Provided data:
# # # # #
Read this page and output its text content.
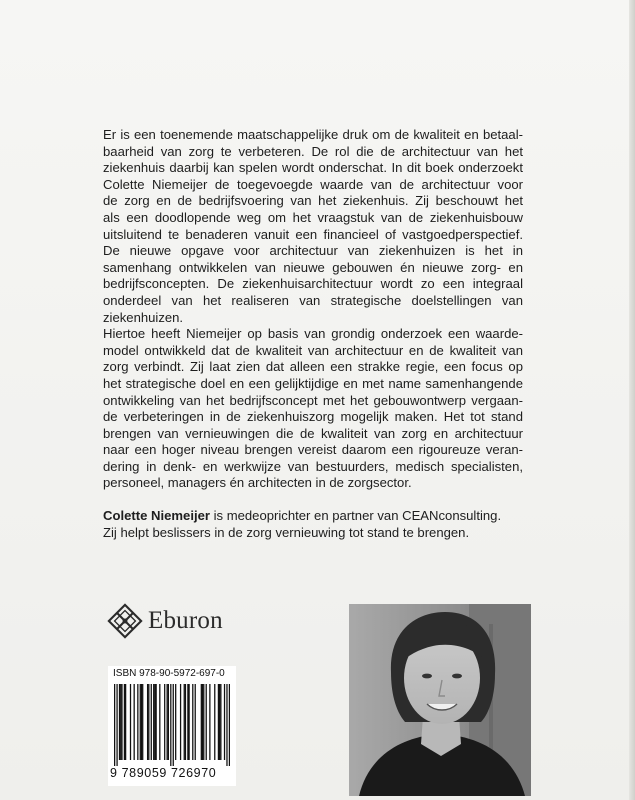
Er is een toenemende maatschappelijke druk om de kwaliteit en betaal-
baarheid van zorg te verbeteren. De rol die de architectuur van het
ziekenhuis daarbij kan spelen wordt onderschat. In dit boek onderzoekt
Colette Niemeijer de toegevoegde waarde van de architectuur voor
de zorg en de bedrijfsvoering van het ziekenhuis. Zij beschouwt het
als een doodlopende weg om het vraagstuk van de ziekenhuisbouw
uitsluitend te benaderen vanuit een financieel of vastgoedperspectief.
De nieuwe opgave voor architectuur van ziekenhuizen is het in
samenhang ontwikkelen van nieuwe gebouwen én nieuwe zorg- en
bedrijfsconcepten. De ziekenhuisarchitectuur wordt zo een integraal
onderdeel van het realiseren van strategische doelstellingen van
ziekenhuizen.
Hiertoe heeft Niemeijer op basis van grondig onderzoek een waarde-
model ontwikkeld dat de kwaliteit van architectuur en de kwaliteit van
zorg verbindt. Zij laat zien dat alleen een strakke regie, een focus op
het strategische doel en een gelijktijdige en met name samenhangende
ontwikkeling van het bedrijfsconcept met het gebouwontwerp vergaan-
de verbeteringen in de ziekenhuiszorg mogelijk maken. Het tot stand
brengen van vernieuwingen die de kwaliteit van zorg en architectuur
naar een hoger niveau brengen vereist daarom een rigoureuze veran-
dering in denk- en werkwijze van bestuurders, medisch specialisten,
personeel, managers én architecten in de zorgsector.

Colette Niemeijer is medeoprichter en partner van CEANconsulting.
Zij helpt beslissers in de zorg vernieuwing tot stand te brengen.

Eburon
ISBN 978-90-5972-697-0
9 789059 726970
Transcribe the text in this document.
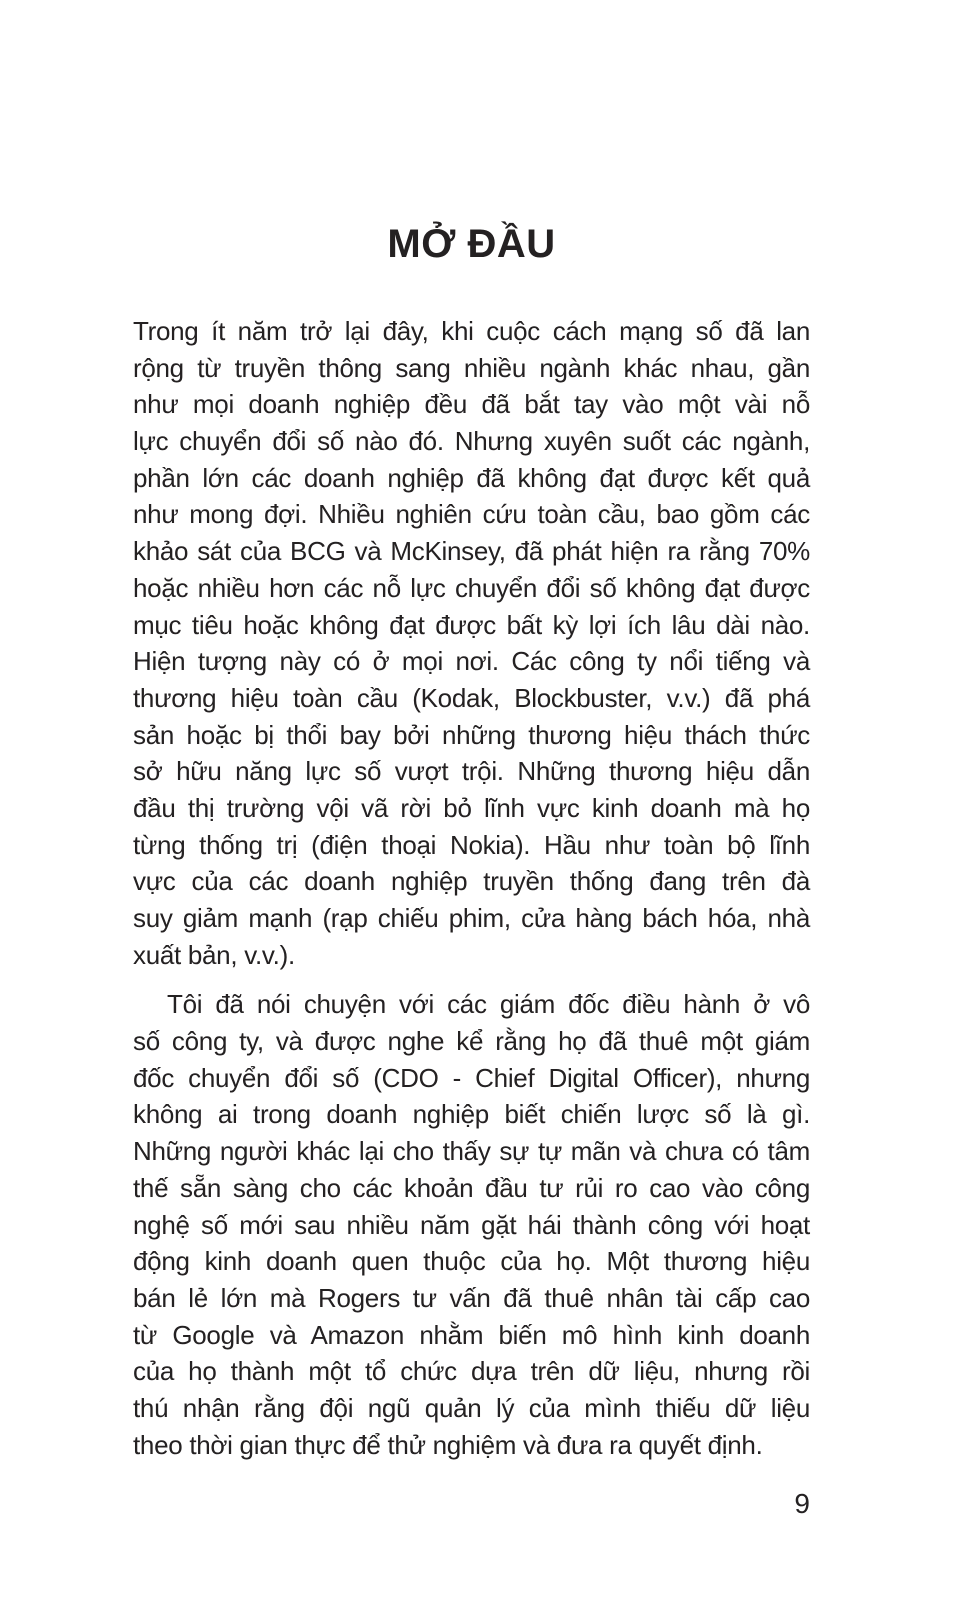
MỞ ĐẦU
Trong ít năm trở lại đây, khi cuộc cách mạng số đã lan
rộng từ truyền thông sang nhiều ngành khác nhau, gần
như mọi doanh nghiệp đều đã bắt tay vào một vài nỗ
lực chuyển đổi số nào đó. Nhưng xuyên suốt các ngành,
phần lớn các doanh nghiệp đã không đạt được kết quả
như mong đợi. Nhiều nghiên cứu toàn cầu, bao gồm các
khảo sát của BCG và McKinsey, đã phát hiện ra rằng 70%
hoặc nhiều hơn các nỗ lực chuyển đổi số không đạt được
mục tiêu hoặc không đạt được bất kỳ lợi ích lâu dài nào.
Hiện tượng này có ở mọi nơi. Các công ty nổi tiếng và
thương hiệu toàn cầu (Kodak, Blockbuster, v.v.) đã phá
sản hoặc bị thổi bay bởi những thương hiệu thách thức
sở hữu năng lực số vượt trội. Những thương hiệu dẫn
đầu thị trường vội vã rời bỏ lĩnh vực kinh doanh mà họ
từng thống trị (điện thoại Nokia). Hầu như toàn bộ lĩnh
vực của các doanh nghiệp truyền thống đang trên đà
suy giảm mạnh (rạp chiếu phim, cửa hàng bách hóa, nhà
xuất bản, v.v.).
Tôi đã nói chuyện với các giám đốc điều hành ở vô
số công ty, và được nghe kể rằng họ đã thuê một giám
đốc chuyển đổi số (CDO - Chief Digital Officer), nhưng
không ai trong doanh nghiệp biết chiến lược số là gì.
Những người khác lại cho thấy sự tự mãn và chưa có tâm
thế sẵn sàng cho các khoản đầu tư rủi ro cao vào công
nghệ số mới sau nhiều năm gặt hái thành công với hoạt
động kinh doanh quen thuộc của họ. Một thương hiệu
bán lẻ lớn mà Rogers tư vấn đã thuê nhân tài cấp cao
từ Google và Amazon nhằm biến mô hình kinh doanh
của họ thành một tổ chức dựa trên dữ liệu, nhưng rồi
thú nhận rằng đội ngũ quản lý của mình thiếu dữ liệu
theo thời gian thực để thử nghiệm và đưa ra quyết định.
9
# # # # #
Direction:
Omit the pictures. Output every record above word for word.

Problem solution:
Read this page and output its text content.
Er is een toenemende maatschappelijke druk om de kwaliteit en betaal-
baarheid van zorg te verbeteren. De rol die de architectuur van het
ziekenhuis daarbij kan spelen wordt onderschat. In dit boek onderzoekt
Colette Niemeijer de toegevoegde waarde van de architectuur voor
de zorg en de bedrijfsvoering van het ziekenhuis. Zij beschouwt het
als een doodlopende weg om het vraagstuk van de ziekenhuisbouw
uitsluitend te benaderen vanuit een financieel of vastgoedperspectief.
De nieuwe opgave voor architectuur van ziekenhuizen is het in
samenhang ontwikkelen van nieuwe gebouwen én nieuwe zorg- en
bedrijfsconcepten. De ziekenhuisarchitectuur wordt zo een integraal
onderdeel van het realiseren van strategische doelstellingen van
ziekenhuizen.
Hiertoe heeft Niemeijer op basis van grondig onderzoek een waarde-
model ontwikkeld dat de kwaliteit van architectuur en de kwaliteit van
zorg verbindt. Zij laat zien dat alleen een strakke regie, een focus op
het strategische doel en een gelijktijdige en met name samenhangende
ontwikkeling van het bedrijfsconcept met het gebouwontwerp vergaan-
de verbeteringen in de ziekenhuiszorg mogelijk maken. Het tot stand
brengen van vernieuwingen die de kwaliteit van zorg en architectuur
naar een hoger niveau brengen vereist daarom een rigoureuze veran-
dering in denk- en werkwijze van bestuurders, medisch specialisten,
personeel, managers én architecten in de zorgsector.

Colette Niemeijer is medeoprichter en partner van CEANconsulting.
Zij helpt beslissers in de zorg vernieuwing tot stand te brengen.

Eburon
ISBN 978-90-5972-697-0
9 789059 726970
Transcribe the text in this document.
MỞ ĐẦU
Trong ít năm trở lại đây, khi cuộc cách mạng số đã lan
rộng từ truyền thông sang nhiều ngành khác nhau, gần
như mọi doanh nghiệp đều đã bắt tay vào một vài nỗ
lực chuyển đổi số nào đó. Nhưng xuyên suốt các ngành,
phần lớn các doanh nghiệp đã không đạt được kết quả
như mong đợi. Nhiều nghiên cứu toàn cầu, bao gồm các
khảo sát của BCG và McKinsey, đã phát hiện ra rằng 70%
hoặc nhiều hơn các nỗ lực chuyển đổi số không đạt được
mục tiêu hoặc không đạt được bất kỳ lợi ích lâu dài nào.
Hiện tượng này có ở mọi nơi. Các công ty nổi tiếng và
thương hiệu toàn cầu (Kodak, Blockbuster, v.v.) đã phá
sản hoặc bị thổi bay bởi những thương hiệu thách thức
sở hữu năng lực số vượt trội. Những thương hiệu dẫn
đầu thị trường vội vã rời bỏ lĩnh vực kinh doanh mà họ
từng thống trị (điện thoại Nokia). Hầu như toàn bộ lĩnh
vực của các doanh nghiệp truyền thống đang trên đà
suy giảm mạnh (rạp chiếu phim, cửa hàng bách hóa, nhà
xuất bản, v.v.).
Tôi đã nói chuyện với các giám đốc điều hành ở vô
số công ty, và được nghe kể rằng họ đã thuê một giám
đốc chuyển đổi số (CDO - Chief Digital Officer), nhưng
không ai trong doanh nghiệp biết chiến lược số là gì.
Những người khác lại cho thấy sự tự mãn và chưa có tâm
thế sẵn sàng cho các khoản đầu tư rủi ro cao vào công
nghệ số mới sau nhiều năm gặt hái thành công với hoạt
động kinh doanh quen thuộc của họ. Một thương hiệu
bán lẻ lớn mà Rogers tư vấn đã thuê nhân tài cấp cao
từ Google và Amazon nhằm biến mô hình kinh doanh
của họ thành một tổ chức dựa trên dữ liệu, nhưng rồi
thú nhận rằng đội ngũ quản lý của mình thiếu dữ liệu
theo thời gian thực để thử nghiệm và đưa ra quyết định.
9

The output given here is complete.